**Task:** Look through the material below. Copy every line with the string "October" in it.

Excerpt from a dataset

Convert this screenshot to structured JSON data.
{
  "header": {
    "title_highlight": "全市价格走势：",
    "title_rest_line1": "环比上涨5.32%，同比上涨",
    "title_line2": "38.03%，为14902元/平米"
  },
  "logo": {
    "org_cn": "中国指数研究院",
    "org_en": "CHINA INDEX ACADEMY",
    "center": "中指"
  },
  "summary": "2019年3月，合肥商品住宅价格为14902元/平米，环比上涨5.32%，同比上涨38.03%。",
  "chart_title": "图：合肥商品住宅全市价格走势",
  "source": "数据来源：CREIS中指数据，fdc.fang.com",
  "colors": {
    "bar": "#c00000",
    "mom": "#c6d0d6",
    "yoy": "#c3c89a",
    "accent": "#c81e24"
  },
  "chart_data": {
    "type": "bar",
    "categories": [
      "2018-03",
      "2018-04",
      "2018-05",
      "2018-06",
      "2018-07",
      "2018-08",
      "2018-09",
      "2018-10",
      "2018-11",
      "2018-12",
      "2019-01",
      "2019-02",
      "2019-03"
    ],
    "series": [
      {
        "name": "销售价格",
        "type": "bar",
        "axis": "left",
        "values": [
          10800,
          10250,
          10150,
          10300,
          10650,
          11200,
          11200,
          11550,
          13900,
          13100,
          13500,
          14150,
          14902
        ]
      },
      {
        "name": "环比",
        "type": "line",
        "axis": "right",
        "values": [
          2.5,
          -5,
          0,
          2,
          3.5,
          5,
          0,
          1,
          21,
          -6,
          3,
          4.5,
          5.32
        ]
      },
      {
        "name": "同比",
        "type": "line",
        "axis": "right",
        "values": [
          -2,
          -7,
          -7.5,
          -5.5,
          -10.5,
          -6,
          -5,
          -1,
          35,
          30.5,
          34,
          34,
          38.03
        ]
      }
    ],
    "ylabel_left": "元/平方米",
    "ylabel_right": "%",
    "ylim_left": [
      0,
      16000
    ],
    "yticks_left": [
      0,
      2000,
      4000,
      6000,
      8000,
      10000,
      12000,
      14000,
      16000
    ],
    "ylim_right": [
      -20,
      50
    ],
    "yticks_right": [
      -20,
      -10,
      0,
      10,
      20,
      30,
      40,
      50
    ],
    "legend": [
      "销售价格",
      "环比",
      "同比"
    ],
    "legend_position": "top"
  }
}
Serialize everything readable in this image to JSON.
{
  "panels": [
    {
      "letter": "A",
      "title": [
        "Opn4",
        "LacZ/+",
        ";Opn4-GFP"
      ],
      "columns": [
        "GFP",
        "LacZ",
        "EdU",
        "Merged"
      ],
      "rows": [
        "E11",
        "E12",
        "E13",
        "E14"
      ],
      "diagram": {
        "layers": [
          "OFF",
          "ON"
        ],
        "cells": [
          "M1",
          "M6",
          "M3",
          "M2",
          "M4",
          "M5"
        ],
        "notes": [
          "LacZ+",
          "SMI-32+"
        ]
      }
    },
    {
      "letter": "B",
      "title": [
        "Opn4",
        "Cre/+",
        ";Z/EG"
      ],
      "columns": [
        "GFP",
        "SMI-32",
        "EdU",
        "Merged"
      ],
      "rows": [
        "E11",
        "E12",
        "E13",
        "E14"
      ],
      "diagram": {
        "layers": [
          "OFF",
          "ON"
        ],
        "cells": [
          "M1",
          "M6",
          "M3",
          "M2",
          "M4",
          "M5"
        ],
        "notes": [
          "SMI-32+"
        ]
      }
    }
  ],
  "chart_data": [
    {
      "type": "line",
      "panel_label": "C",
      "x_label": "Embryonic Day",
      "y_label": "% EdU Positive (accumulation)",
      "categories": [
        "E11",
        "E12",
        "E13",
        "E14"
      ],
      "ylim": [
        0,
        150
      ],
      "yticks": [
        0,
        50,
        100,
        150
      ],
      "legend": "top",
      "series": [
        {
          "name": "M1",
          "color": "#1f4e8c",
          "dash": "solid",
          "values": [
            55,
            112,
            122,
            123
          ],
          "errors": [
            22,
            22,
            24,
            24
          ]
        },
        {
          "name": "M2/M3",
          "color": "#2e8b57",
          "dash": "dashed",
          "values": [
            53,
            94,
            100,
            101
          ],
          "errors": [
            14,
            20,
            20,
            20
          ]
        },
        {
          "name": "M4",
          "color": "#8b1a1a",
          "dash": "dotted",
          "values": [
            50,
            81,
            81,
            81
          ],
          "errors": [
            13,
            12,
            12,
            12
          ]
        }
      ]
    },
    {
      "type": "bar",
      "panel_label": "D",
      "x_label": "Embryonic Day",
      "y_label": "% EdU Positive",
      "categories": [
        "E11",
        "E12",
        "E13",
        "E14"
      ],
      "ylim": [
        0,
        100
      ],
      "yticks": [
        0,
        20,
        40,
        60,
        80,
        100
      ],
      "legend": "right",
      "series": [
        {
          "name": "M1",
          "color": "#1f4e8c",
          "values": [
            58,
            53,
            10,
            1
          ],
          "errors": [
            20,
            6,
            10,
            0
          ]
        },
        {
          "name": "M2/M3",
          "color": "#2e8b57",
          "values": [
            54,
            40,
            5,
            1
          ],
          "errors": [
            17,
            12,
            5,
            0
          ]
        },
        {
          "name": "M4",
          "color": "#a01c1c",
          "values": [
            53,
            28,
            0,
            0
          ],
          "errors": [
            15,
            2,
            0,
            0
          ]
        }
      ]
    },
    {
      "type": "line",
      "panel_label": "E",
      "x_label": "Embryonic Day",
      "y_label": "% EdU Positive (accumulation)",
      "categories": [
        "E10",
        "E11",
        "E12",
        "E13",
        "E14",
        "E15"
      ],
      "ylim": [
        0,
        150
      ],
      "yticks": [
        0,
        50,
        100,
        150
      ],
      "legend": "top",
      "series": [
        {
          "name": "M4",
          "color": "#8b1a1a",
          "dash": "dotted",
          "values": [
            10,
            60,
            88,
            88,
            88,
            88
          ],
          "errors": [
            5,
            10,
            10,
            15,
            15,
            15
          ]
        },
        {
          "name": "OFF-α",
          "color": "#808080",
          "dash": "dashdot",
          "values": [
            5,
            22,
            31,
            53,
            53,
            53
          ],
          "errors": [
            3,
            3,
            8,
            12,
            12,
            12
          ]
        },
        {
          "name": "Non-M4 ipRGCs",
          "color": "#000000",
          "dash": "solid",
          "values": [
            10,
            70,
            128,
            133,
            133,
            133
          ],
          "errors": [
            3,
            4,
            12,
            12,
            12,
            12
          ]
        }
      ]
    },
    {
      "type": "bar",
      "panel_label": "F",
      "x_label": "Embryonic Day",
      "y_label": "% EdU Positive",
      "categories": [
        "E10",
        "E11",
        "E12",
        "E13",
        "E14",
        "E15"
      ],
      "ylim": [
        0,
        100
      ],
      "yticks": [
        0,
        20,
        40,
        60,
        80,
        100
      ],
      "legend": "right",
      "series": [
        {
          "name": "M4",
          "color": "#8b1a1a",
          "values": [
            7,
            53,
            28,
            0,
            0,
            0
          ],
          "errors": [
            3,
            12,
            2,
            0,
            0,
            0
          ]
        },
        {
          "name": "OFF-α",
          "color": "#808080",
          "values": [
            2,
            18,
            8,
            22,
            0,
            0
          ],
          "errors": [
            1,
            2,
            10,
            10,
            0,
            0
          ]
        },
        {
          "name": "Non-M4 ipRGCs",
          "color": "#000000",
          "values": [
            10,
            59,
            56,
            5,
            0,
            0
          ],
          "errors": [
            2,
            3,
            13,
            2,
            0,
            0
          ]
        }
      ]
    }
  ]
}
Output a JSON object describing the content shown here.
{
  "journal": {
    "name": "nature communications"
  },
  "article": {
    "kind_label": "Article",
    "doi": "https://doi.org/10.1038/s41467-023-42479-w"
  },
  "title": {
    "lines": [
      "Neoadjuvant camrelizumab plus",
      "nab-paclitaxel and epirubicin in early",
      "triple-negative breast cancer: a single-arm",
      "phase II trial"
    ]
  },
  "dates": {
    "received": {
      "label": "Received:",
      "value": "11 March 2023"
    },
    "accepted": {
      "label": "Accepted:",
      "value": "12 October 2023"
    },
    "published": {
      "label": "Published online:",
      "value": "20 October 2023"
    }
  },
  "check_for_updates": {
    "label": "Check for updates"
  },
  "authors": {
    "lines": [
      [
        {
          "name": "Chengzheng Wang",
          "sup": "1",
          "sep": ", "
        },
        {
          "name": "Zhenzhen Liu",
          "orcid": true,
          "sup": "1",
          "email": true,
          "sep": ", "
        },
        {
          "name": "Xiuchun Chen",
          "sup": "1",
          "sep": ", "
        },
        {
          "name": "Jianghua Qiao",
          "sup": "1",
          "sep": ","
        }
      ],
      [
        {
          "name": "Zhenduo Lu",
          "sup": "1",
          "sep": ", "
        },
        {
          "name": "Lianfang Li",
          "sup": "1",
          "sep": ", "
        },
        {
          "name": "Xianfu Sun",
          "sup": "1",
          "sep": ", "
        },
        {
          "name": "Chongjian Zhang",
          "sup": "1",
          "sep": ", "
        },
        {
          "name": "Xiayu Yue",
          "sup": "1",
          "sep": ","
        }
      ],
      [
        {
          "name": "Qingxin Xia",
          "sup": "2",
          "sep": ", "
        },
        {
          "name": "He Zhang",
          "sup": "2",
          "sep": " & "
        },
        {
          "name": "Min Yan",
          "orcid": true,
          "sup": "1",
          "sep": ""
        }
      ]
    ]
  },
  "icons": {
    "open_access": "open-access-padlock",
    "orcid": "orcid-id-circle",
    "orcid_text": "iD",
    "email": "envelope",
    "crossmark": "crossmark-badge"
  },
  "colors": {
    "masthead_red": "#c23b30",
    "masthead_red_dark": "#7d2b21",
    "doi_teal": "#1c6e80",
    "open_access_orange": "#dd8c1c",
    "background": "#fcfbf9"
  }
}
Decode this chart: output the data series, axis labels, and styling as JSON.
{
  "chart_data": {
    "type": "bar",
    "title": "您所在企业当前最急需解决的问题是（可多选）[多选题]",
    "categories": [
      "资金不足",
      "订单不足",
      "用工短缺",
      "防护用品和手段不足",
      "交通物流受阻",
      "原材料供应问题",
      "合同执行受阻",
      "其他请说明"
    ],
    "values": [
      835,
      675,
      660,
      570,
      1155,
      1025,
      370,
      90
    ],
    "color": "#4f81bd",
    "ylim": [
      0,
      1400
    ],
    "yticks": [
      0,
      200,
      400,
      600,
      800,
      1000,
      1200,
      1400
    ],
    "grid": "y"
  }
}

**Task response:**
      "value": "12 October 2023"
      "value": "20 October 2023"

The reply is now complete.